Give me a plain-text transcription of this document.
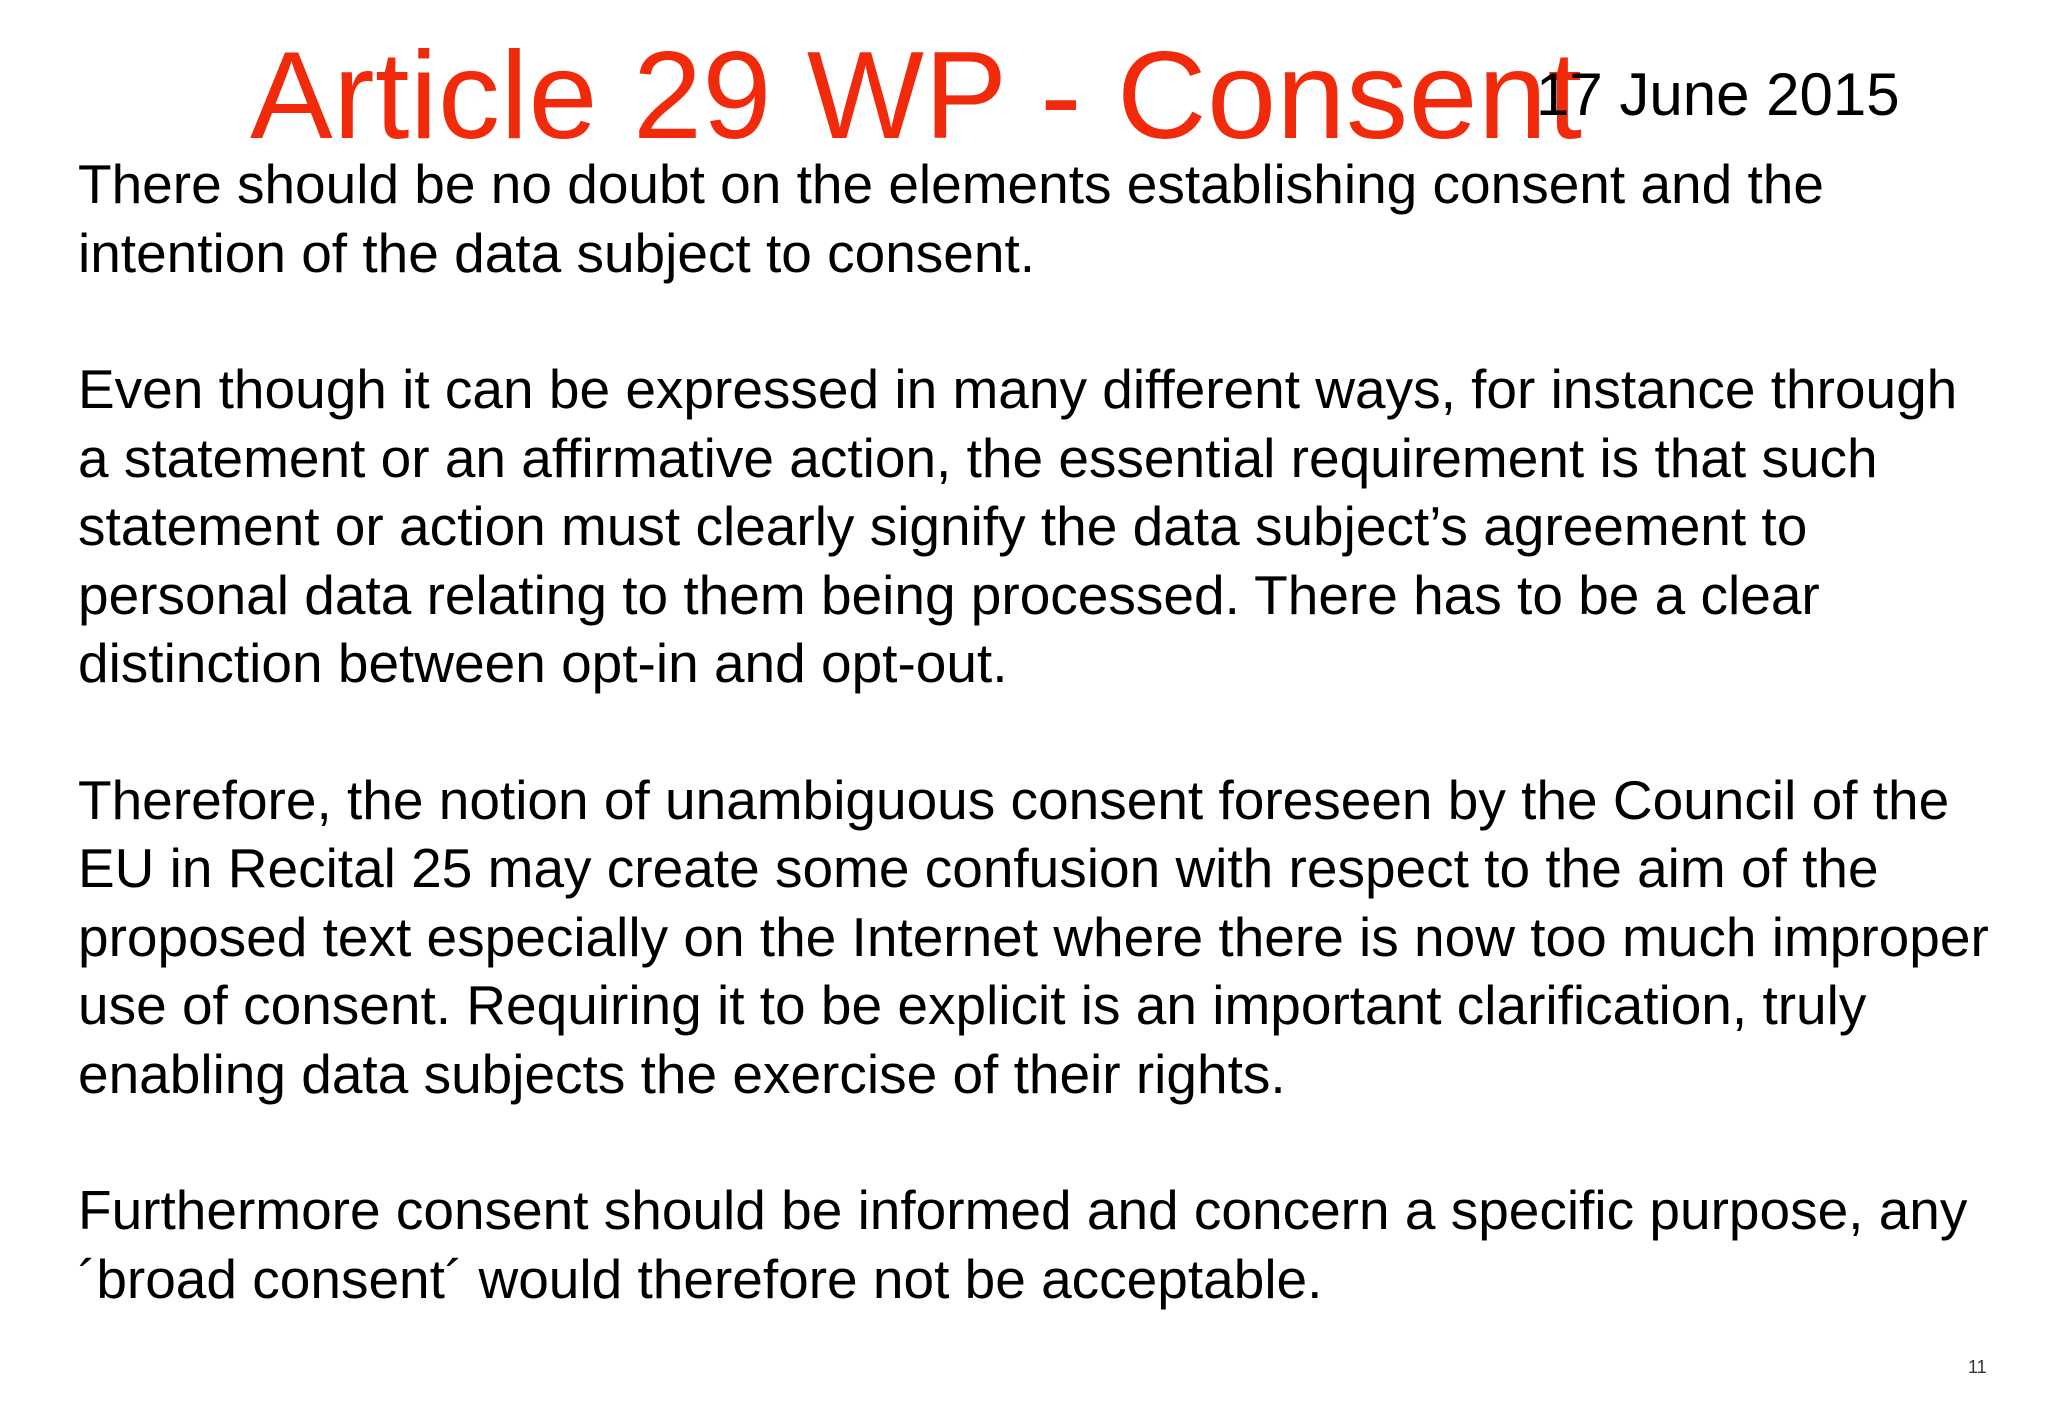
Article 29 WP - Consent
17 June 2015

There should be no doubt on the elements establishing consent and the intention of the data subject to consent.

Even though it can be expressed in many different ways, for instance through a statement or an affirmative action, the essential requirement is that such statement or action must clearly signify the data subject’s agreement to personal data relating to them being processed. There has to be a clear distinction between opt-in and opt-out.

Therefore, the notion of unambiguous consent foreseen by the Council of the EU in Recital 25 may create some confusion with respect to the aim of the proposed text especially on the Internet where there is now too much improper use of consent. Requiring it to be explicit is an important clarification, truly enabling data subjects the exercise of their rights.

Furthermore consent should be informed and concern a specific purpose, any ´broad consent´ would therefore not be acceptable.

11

──────────

Output the data above without changes, apart from leaving out the pictures.

Give me a plain-text transcription of this document.
Article 29 WP - Consent
17 June 2015

There should be no doubt on the elements establishing consent and the intention of the data subject to consent.

Even though it can be expressed in many different ways, for instance through a statement or an affirmative action, the essential requirement is that such statement or action must clearly signify the data subject’s agreement to personal data relating to them being processed. There has to be a clear distinction between opt-in and opt-out.

Therefore, the notion of unambiguous consent foreseen by the Council of the EU in Recital 25 may create some confusion with respect to the aim of the proposed text especially on the Internet where there is now too much improper use of consent. Requiring it to be explicit is an important clarification, truly enabling data subjects the exercise of their rights.

Furthermore consent should be informed and concern a specific purpose, any ´broad consent´ would therefore not be acceptable.

11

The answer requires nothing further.